Do this =>
In the material below, identify each line bearing the word "utensil". Reproduce those lines.

┌─ Data to process

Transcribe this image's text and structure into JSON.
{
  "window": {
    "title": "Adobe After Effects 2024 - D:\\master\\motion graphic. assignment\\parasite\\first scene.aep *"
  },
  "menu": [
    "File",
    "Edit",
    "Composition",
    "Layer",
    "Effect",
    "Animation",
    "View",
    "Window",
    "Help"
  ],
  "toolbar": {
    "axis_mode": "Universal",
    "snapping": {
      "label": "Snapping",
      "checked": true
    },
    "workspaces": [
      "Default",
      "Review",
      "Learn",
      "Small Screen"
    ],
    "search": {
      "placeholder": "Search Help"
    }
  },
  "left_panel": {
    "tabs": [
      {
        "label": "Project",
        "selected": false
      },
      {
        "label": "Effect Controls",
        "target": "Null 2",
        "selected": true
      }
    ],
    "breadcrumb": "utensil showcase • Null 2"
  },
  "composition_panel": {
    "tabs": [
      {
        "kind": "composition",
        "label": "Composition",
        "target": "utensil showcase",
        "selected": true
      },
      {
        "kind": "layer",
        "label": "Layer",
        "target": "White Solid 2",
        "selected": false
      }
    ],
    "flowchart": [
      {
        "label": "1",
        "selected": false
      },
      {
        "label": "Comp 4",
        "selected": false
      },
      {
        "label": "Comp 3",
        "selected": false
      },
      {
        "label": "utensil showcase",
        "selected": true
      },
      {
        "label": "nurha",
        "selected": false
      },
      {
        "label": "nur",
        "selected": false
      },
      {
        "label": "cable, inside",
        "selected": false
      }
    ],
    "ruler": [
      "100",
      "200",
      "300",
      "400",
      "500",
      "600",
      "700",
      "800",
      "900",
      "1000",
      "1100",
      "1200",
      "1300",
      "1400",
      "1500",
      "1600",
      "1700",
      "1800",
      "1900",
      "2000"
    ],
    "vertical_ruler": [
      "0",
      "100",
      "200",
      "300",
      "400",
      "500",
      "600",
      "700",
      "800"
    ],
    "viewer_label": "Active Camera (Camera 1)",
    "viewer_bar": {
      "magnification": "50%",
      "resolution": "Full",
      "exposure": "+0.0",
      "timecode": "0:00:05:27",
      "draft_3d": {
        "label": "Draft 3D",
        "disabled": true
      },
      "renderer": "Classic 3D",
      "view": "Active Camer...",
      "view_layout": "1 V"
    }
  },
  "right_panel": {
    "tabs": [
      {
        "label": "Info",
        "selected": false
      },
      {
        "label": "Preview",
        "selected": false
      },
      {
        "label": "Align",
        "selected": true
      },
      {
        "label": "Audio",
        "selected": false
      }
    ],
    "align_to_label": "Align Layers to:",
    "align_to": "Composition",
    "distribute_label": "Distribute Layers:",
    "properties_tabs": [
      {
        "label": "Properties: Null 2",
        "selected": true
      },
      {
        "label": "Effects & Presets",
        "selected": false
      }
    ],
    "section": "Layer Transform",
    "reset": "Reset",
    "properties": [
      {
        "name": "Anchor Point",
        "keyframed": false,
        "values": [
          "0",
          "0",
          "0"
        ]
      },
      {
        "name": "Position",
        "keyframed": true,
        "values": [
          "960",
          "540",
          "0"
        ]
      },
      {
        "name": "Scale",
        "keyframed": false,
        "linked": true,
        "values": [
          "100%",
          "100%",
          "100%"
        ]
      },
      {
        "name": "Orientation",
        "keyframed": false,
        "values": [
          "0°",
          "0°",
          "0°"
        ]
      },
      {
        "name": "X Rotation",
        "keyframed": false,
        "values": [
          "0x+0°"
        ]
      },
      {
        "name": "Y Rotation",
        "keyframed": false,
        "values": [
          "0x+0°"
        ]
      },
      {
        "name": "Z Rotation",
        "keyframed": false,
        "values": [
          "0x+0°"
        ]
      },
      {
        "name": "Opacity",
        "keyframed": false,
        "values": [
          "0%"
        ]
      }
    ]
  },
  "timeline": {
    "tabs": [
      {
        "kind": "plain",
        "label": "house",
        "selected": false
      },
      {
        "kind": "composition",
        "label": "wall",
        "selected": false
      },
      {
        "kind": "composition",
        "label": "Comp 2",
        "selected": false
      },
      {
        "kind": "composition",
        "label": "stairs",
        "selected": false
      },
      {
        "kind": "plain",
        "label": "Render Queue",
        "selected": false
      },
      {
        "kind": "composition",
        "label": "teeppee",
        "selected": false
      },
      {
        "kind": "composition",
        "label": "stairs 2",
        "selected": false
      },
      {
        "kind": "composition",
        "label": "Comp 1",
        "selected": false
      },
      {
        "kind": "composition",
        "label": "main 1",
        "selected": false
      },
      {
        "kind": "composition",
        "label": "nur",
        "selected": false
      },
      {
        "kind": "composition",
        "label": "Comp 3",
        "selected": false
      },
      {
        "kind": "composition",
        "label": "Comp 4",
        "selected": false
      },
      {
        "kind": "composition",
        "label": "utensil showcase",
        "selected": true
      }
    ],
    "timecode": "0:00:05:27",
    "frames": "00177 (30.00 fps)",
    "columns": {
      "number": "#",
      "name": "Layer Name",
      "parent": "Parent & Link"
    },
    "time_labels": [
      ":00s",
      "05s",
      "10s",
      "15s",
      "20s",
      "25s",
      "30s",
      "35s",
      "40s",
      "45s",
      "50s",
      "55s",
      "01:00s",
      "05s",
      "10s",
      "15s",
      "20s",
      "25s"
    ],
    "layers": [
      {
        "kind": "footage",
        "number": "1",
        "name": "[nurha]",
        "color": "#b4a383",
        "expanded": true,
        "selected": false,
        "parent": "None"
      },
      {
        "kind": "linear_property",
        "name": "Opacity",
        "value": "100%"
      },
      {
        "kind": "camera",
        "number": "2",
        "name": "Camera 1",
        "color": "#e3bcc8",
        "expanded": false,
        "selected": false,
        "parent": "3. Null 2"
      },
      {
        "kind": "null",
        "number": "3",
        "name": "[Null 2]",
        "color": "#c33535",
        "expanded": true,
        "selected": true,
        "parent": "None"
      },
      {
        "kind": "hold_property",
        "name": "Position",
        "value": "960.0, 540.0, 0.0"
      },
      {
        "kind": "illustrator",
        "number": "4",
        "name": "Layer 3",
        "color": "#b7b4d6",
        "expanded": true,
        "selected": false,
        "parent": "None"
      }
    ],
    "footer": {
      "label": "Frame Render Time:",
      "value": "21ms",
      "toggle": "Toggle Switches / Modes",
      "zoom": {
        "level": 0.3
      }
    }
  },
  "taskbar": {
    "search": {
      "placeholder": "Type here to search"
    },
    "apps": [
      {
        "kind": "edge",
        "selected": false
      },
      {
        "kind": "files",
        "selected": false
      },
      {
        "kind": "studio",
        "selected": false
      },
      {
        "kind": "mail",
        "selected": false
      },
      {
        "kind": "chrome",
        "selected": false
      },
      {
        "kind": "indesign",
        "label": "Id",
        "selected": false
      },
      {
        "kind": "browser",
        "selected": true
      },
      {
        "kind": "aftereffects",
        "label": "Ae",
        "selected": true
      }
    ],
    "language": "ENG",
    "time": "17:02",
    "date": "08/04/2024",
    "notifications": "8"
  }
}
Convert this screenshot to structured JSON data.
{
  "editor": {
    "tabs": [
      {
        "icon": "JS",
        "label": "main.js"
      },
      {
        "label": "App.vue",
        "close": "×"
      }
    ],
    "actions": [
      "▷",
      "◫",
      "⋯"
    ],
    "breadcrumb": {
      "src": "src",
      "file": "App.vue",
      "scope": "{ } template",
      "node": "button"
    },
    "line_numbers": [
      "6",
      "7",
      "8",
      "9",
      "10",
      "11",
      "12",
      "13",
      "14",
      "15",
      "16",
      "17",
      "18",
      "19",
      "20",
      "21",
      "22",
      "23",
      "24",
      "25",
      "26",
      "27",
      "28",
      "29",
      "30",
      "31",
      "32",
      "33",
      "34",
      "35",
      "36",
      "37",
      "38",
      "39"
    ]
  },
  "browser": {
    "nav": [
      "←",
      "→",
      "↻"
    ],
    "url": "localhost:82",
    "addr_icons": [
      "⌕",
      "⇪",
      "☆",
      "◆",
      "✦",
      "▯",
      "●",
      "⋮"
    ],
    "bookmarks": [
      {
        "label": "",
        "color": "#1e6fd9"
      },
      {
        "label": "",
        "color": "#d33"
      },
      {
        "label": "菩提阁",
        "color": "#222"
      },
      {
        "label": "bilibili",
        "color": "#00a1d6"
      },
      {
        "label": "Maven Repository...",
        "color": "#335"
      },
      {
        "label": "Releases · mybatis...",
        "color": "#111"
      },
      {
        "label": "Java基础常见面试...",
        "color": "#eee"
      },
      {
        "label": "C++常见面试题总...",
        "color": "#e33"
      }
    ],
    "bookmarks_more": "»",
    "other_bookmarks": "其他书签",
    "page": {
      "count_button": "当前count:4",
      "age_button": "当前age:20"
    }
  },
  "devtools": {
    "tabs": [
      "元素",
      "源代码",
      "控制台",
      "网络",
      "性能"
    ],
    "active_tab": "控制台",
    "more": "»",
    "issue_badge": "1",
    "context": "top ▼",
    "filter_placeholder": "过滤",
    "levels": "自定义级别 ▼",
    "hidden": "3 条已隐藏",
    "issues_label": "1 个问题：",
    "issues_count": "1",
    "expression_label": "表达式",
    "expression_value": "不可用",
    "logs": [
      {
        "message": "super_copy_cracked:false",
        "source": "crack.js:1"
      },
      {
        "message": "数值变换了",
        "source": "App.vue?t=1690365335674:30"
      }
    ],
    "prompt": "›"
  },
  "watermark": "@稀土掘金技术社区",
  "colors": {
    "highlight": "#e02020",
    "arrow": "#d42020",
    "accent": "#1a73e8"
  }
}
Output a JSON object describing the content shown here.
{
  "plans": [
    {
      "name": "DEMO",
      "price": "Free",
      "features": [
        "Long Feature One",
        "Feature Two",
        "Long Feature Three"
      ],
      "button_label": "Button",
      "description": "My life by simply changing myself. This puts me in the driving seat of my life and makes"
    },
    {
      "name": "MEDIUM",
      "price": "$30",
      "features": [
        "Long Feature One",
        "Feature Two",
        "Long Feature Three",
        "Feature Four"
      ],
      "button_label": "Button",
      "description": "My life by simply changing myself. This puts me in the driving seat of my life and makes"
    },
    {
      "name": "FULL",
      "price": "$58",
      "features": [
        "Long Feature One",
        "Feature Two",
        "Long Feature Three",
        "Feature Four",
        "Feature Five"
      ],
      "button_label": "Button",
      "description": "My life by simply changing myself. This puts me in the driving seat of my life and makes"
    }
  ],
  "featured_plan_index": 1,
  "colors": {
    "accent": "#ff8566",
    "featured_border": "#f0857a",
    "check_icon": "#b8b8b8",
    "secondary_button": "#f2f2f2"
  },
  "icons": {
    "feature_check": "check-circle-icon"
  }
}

└─

Result of the task =>
    "breadcrumb": "utensil showcase • Null 2"
        "target": "utensil showcase",
        "label": "utensil showcase",
        "label": "utensil showcase",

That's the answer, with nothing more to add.